◆ GIVEN EXERCISE
Where a line below holds the string "recognize", copy that line.

□ □ □

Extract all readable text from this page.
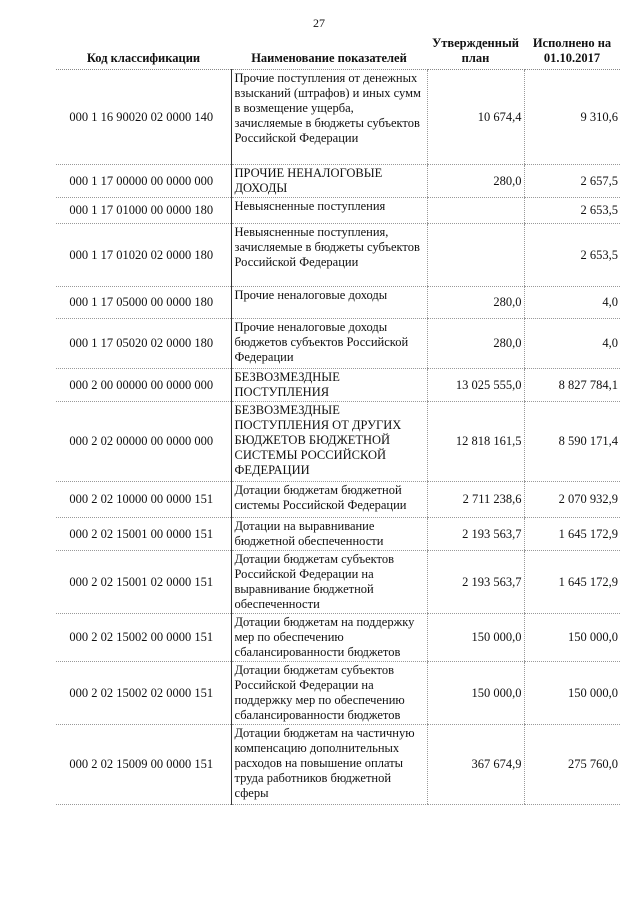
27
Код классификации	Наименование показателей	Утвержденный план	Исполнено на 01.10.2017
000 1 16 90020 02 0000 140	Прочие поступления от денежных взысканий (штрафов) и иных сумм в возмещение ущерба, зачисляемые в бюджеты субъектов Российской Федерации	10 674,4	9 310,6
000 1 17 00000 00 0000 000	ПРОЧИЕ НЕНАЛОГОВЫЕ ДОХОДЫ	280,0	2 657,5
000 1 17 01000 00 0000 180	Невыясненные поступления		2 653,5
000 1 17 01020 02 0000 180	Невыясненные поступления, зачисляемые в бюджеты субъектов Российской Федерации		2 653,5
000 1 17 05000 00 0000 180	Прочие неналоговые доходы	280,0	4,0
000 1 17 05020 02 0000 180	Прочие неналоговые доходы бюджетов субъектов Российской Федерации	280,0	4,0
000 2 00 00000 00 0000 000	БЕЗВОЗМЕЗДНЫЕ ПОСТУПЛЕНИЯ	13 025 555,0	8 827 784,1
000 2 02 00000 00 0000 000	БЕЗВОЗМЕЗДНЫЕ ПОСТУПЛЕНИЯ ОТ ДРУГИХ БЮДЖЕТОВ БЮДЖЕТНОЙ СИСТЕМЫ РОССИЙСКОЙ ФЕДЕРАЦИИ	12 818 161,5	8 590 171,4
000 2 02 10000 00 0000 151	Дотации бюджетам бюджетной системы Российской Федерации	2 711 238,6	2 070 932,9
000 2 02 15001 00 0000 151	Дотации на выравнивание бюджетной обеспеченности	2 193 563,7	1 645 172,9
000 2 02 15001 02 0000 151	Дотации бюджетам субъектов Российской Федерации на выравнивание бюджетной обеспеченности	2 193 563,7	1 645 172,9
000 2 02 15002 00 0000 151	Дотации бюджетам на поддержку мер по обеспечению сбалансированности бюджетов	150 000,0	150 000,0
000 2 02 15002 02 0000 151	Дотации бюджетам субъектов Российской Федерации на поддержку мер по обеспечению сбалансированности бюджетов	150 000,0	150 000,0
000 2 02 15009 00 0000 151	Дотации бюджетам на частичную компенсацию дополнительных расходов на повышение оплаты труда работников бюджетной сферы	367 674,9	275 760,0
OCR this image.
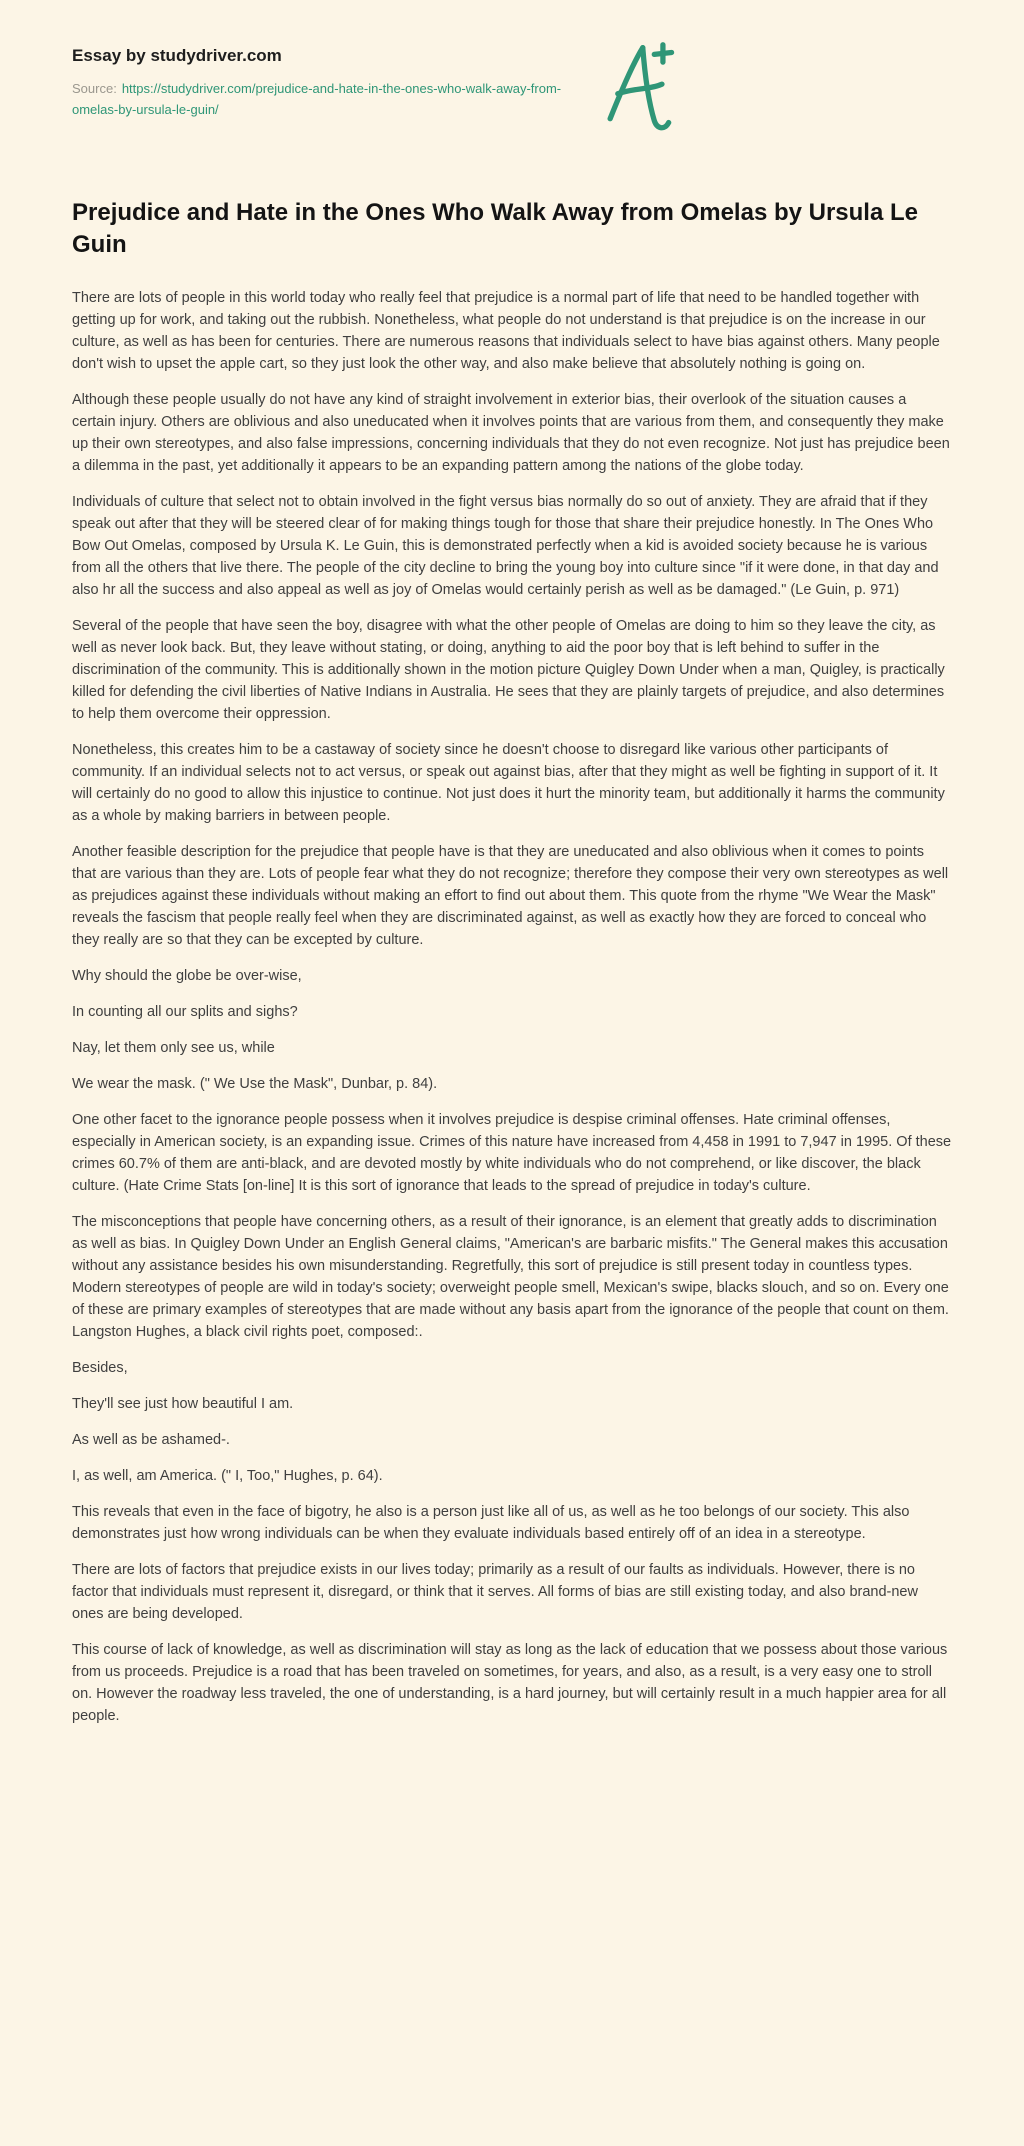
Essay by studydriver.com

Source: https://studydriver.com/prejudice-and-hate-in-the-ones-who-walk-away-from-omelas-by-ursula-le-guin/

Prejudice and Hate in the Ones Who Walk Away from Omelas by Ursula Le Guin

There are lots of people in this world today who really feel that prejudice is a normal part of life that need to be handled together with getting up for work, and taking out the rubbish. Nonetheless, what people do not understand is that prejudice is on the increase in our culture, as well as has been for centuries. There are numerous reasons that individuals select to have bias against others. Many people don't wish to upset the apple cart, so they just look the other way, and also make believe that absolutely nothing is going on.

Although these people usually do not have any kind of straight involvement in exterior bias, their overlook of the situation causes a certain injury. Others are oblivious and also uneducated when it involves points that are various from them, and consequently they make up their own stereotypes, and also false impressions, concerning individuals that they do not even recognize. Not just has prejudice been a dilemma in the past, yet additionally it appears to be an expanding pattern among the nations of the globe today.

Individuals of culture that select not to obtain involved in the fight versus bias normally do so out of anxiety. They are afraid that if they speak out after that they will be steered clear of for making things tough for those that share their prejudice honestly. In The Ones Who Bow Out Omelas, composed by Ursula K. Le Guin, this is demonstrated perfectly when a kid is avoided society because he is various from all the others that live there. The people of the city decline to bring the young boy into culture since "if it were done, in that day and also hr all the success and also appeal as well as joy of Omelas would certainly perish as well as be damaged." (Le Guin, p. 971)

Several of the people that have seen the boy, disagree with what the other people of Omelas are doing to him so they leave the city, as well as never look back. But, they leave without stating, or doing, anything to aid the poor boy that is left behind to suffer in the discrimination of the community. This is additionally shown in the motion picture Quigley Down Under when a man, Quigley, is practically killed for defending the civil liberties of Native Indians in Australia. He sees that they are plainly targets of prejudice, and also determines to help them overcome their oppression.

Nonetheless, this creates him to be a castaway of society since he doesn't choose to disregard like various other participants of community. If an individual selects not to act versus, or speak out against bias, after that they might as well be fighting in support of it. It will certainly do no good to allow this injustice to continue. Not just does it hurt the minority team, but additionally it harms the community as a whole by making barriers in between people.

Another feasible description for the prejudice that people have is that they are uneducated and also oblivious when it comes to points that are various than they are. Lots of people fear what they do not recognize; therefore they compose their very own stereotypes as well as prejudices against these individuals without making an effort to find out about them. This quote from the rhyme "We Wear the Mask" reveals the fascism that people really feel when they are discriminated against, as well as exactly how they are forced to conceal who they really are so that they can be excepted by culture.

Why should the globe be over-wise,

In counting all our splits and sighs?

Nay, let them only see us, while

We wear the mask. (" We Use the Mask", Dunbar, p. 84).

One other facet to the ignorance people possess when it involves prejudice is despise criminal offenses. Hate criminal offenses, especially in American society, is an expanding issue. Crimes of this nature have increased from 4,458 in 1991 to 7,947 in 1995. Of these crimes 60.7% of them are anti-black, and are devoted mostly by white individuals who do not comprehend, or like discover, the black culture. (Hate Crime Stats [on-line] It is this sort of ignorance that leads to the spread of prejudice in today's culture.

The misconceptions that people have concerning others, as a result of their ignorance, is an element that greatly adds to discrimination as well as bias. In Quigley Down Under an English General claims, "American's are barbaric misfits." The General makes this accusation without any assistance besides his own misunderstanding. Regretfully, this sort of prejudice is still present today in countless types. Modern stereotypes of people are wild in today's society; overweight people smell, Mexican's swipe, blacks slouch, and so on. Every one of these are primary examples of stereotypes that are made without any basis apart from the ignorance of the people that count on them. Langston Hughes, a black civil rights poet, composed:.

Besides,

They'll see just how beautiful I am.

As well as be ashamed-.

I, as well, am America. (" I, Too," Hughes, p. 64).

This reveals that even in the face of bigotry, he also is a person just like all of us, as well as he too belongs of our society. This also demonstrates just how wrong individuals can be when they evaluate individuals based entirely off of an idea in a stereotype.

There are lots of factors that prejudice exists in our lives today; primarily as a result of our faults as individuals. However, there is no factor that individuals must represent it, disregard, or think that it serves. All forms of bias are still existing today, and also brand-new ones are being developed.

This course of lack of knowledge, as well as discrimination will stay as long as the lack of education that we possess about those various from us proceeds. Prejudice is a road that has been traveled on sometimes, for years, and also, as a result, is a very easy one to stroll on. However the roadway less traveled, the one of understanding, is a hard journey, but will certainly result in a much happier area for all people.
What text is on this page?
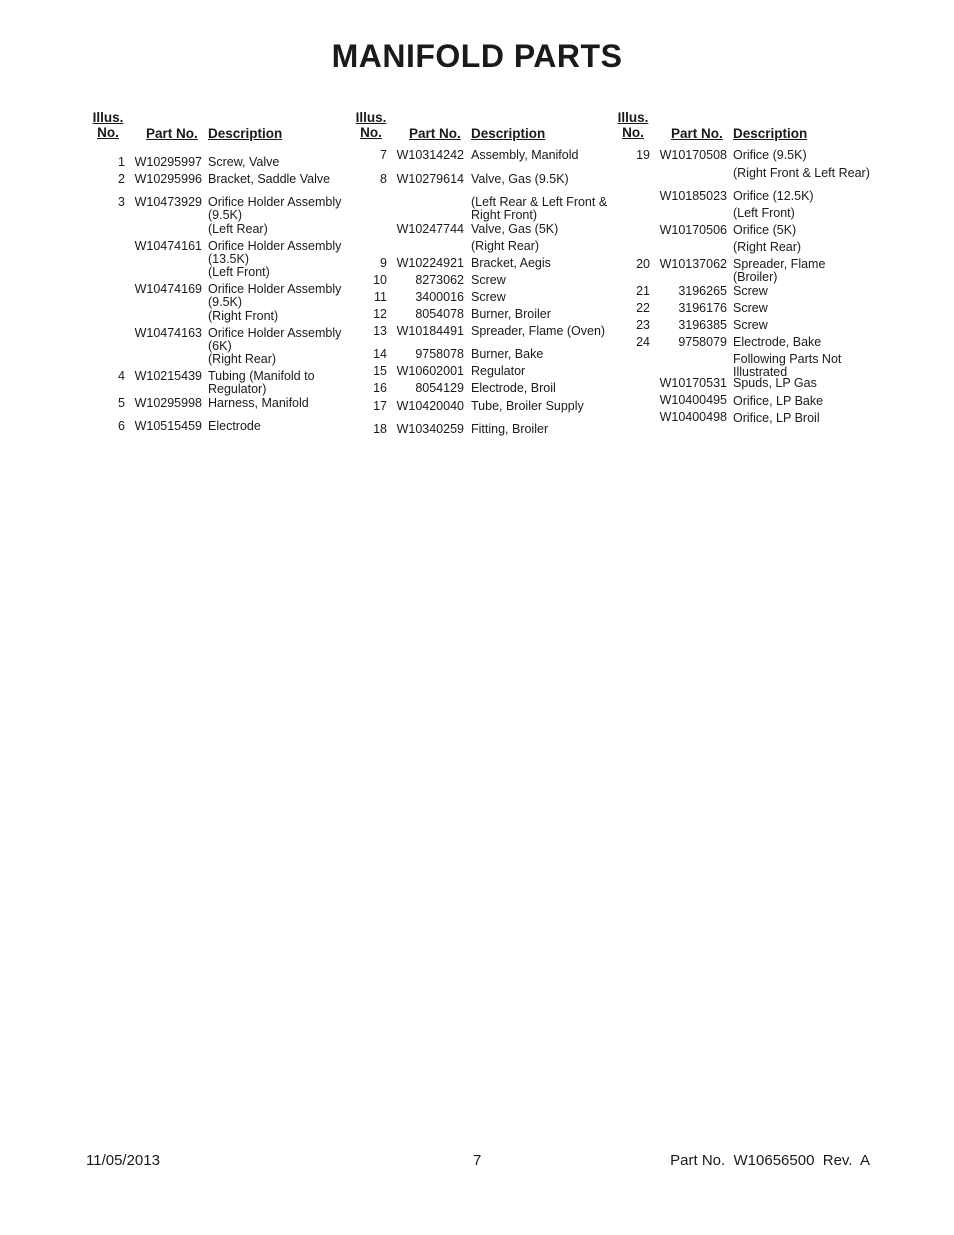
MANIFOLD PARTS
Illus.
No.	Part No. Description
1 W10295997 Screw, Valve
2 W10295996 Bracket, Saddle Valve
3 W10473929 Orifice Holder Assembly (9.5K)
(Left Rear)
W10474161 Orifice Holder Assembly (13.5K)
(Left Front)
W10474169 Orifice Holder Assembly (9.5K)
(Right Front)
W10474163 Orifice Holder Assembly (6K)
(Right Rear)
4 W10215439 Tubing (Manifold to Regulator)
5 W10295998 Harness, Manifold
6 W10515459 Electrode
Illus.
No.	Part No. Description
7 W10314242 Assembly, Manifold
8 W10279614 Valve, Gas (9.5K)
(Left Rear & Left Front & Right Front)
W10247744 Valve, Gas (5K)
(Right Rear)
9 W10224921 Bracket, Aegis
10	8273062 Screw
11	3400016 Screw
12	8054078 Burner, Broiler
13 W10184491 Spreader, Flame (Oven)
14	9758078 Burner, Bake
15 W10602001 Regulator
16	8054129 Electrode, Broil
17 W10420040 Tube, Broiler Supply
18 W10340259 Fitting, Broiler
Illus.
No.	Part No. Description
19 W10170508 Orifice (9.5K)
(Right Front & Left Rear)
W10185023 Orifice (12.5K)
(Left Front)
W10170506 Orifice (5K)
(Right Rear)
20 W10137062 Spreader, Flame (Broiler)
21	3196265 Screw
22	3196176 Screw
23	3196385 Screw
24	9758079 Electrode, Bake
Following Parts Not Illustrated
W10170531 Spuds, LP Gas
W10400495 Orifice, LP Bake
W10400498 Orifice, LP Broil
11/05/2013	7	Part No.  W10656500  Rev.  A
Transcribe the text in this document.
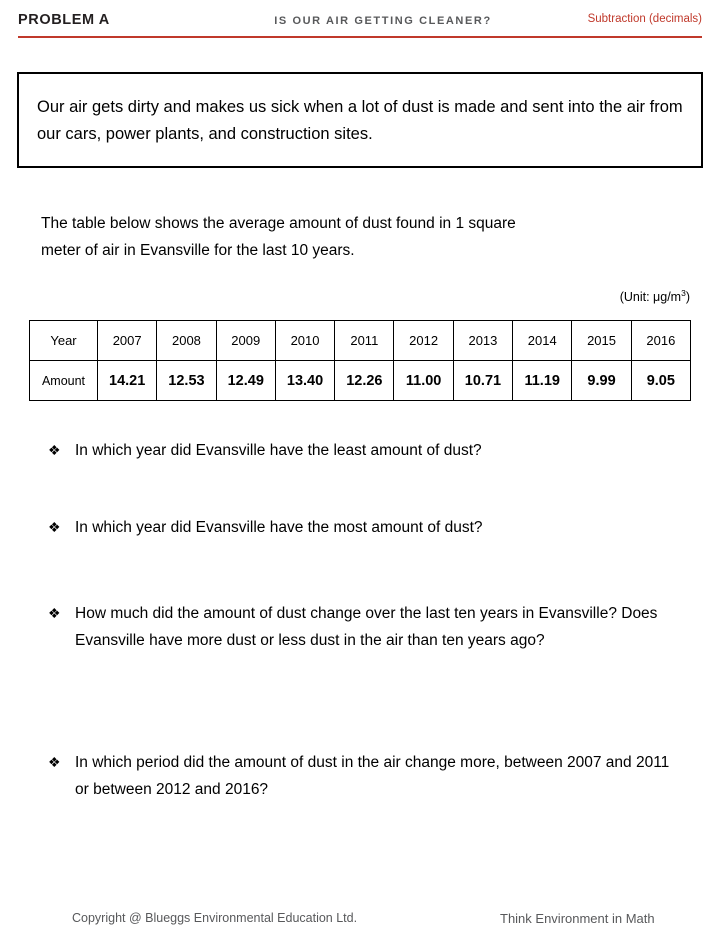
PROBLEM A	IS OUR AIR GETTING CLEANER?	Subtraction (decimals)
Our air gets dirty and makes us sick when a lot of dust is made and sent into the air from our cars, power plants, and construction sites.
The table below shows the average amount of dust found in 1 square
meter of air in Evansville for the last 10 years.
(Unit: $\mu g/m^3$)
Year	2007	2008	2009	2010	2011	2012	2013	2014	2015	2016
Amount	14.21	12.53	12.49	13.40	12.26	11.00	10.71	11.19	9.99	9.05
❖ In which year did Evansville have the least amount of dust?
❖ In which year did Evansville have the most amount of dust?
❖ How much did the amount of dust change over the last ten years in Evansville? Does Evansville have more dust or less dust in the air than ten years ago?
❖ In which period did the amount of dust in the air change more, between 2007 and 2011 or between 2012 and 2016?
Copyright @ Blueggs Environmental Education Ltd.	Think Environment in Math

□ □ □

◆ RESULT OF THE TASK
Although these people usually do not have any kind of straight involvement in exterior bias, their overlook of the situation causes a certain injury. Others are oblivious and also uneducated when it involves points that are various from them, and consequently they make up their own stereotypes, and also false impressions, concerning individuals that they do not even recognize. Not just has prejudice been a dilemma in the past, yet additionally it appears to be an expanding pattern among the nations of the globe today.
Another feasible description for the prejudice that people have is that they are uneducated and also oblivious when it comes to points that are various than they are. Lots of people fear what they do not recognize; therefore they compose their very own stereotypes as well as prejudices against these individuals without making an effort to find out about them. This quote from the rhyme "We Wear the Mask" reveals the fascism that people really feel when they are discriminated against, as well as exactly how they are forced to conceal who they really are so that they can be excepted by culture.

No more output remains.